• [RECORDS TO PROCESS]:
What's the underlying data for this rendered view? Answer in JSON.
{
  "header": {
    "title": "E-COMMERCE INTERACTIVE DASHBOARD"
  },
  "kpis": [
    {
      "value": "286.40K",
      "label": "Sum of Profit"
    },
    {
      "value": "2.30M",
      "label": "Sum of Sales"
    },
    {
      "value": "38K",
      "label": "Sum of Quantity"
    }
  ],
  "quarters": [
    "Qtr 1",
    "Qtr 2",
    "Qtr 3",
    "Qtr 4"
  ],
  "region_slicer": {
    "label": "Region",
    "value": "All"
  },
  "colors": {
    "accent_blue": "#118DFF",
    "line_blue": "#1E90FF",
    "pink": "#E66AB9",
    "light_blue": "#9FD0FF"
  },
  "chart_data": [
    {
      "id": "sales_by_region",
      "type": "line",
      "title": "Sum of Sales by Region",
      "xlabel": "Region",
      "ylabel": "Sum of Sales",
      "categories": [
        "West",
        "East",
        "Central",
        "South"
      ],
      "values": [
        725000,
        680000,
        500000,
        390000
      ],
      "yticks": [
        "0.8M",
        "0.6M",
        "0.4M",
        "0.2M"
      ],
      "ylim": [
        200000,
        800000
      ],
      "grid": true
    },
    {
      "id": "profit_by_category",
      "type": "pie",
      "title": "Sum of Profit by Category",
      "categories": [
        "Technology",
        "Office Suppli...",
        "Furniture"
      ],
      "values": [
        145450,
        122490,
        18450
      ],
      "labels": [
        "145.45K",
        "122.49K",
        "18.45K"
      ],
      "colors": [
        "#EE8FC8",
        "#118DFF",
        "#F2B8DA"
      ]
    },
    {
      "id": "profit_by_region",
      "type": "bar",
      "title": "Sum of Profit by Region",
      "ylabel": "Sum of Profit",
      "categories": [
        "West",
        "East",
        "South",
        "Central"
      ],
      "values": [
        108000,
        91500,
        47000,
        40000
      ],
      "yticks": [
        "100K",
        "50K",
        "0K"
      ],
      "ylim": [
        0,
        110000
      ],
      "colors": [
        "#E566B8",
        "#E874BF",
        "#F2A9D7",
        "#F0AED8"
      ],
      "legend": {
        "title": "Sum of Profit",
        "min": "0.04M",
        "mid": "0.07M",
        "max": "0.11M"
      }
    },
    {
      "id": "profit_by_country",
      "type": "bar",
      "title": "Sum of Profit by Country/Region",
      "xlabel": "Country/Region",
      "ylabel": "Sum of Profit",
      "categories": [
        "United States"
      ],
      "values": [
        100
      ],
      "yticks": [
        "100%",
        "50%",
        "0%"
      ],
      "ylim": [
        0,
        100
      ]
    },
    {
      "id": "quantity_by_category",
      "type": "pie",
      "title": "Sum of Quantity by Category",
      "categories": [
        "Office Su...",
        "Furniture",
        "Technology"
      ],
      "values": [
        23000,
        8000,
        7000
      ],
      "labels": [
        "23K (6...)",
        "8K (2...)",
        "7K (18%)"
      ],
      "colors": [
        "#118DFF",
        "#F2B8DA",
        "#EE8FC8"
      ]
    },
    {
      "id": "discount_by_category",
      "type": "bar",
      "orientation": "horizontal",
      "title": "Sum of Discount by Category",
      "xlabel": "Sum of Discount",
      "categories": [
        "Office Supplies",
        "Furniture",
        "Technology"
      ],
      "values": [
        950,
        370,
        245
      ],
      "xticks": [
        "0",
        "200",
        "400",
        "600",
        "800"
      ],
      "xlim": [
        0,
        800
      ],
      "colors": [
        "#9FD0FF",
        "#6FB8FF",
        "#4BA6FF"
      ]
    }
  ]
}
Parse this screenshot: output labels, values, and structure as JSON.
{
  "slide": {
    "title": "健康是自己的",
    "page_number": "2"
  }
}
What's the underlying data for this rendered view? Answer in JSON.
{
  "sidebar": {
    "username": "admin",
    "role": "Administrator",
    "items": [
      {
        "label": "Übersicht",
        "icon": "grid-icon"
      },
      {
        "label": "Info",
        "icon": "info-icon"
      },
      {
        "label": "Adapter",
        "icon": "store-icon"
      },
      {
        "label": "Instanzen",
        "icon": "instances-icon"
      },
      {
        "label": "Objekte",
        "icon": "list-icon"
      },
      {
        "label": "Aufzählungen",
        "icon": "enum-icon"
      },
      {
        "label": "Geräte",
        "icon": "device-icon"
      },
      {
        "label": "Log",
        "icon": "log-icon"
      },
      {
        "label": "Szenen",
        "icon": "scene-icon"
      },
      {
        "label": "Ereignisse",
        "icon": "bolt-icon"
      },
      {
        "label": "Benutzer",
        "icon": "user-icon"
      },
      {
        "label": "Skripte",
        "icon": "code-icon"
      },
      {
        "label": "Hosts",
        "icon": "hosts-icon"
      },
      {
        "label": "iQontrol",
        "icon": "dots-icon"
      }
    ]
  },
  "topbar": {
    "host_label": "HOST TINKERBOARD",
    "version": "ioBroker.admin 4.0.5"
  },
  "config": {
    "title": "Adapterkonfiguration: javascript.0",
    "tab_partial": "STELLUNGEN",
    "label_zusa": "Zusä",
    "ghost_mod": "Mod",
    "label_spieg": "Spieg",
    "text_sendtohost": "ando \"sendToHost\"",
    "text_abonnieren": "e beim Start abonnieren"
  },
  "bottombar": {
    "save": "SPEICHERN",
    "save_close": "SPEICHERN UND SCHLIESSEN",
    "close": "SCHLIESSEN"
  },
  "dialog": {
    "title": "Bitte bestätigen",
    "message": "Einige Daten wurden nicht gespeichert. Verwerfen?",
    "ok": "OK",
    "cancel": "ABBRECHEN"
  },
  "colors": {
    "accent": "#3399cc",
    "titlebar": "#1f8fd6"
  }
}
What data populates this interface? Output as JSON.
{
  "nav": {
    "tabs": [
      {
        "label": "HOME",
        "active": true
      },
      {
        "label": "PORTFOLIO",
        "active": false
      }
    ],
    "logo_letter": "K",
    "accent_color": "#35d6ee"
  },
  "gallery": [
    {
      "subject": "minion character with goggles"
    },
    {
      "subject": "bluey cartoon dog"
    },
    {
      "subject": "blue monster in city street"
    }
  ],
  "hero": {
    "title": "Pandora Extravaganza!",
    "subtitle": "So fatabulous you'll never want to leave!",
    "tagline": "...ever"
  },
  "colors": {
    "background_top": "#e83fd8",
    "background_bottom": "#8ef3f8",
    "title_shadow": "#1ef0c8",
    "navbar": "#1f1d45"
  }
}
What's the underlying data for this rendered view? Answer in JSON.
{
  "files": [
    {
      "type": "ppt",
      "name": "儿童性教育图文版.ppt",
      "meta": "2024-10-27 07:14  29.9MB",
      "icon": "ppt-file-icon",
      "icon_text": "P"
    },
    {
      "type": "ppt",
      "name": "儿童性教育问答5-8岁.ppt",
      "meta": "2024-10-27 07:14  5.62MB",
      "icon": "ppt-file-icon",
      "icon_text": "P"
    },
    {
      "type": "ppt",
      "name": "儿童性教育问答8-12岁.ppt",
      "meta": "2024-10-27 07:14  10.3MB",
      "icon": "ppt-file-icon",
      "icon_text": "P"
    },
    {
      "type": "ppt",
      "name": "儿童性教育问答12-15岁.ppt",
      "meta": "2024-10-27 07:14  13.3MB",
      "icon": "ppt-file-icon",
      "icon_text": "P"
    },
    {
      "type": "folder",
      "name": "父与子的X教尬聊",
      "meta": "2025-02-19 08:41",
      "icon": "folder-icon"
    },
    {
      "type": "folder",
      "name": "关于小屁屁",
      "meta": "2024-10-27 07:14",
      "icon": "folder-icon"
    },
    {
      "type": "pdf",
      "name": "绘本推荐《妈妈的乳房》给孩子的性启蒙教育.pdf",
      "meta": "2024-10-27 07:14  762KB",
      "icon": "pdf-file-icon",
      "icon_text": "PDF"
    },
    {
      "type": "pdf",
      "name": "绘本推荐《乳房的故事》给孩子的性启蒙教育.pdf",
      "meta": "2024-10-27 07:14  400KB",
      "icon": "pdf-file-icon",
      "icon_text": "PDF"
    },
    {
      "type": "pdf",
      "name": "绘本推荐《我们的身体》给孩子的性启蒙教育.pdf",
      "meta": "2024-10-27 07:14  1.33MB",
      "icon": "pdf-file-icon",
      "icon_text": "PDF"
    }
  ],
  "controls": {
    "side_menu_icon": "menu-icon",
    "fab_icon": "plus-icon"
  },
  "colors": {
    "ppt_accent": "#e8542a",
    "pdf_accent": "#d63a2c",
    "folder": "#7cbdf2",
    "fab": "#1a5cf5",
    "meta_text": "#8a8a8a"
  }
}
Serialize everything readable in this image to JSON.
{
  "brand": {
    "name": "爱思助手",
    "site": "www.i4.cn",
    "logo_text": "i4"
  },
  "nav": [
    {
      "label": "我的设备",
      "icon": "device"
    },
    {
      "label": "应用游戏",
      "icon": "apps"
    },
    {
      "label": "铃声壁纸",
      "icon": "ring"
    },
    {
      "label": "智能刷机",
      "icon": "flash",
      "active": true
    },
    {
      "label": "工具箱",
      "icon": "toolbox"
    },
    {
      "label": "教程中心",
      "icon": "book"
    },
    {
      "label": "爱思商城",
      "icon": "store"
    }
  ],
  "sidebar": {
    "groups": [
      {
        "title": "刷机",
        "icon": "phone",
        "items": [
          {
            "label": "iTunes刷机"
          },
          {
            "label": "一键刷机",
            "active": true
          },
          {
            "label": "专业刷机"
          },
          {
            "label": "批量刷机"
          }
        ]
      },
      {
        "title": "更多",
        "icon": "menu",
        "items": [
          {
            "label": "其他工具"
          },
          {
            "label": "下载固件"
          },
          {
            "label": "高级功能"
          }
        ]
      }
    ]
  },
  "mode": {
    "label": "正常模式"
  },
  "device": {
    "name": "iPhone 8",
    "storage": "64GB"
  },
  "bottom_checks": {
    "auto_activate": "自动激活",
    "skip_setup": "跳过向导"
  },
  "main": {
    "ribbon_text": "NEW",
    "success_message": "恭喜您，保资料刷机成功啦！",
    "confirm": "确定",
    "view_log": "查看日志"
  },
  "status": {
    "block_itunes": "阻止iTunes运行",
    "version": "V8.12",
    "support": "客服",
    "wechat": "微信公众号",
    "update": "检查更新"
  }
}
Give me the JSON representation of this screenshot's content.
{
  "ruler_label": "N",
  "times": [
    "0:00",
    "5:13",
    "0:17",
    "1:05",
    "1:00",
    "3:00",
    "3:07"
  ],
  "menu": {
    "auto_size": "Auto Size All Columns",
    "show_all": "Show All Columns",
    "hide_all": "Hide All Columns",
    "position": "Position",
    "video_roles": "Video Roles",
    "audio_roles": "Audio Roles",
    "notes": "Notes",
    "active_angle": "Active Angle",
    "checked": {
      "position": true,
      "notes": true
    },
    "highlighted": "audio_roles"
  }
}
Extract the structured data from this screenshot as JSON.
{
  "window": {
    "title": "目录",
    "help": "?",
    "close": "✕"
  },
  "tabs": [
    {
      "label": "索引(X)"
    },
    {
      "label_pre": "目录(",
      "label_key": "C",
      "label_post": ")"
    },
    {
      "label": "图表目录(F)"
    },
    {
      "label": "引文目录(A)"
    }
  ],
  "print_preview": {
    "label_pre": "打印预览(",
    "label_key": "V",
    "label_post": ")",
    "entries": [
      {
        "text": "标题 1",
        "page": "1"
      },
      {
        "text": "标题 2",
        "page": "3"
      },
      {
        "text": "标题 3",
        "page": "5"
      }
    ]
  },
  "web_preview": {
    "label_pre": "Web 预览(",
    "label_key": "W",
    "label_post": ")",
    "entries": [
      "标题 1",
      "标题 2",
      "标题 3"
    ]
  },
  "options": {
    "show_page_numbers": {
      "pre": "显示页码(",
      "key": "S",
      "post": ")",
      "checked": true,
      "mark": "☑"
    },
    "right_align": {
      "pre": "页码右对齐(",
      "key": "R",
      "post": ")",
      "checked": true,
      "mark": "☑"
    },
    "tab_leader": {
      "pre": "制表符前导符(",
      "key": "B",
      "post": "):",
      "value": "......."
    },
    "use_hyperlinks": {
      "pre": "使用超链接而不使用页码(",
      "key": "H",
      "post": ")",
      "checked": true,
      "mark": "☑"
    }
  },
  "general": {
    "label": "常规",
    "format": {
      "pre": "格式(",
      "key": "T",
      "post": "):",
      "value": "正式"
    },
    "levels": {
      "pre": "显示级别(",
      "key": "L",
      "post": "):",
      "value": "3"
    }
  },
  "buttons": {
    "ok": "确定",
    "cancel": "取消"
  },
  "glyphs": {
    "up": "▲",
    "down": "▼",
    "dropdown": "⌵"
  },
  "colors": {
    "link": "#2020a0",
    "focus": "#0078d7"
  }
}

• [TO DO]: Search the data for "version". Copy every matching line.

• [REPLY TO THE EXERCISE]:
    "version": "ioBroker.admin 4.0.5"
    "version": "V8.12",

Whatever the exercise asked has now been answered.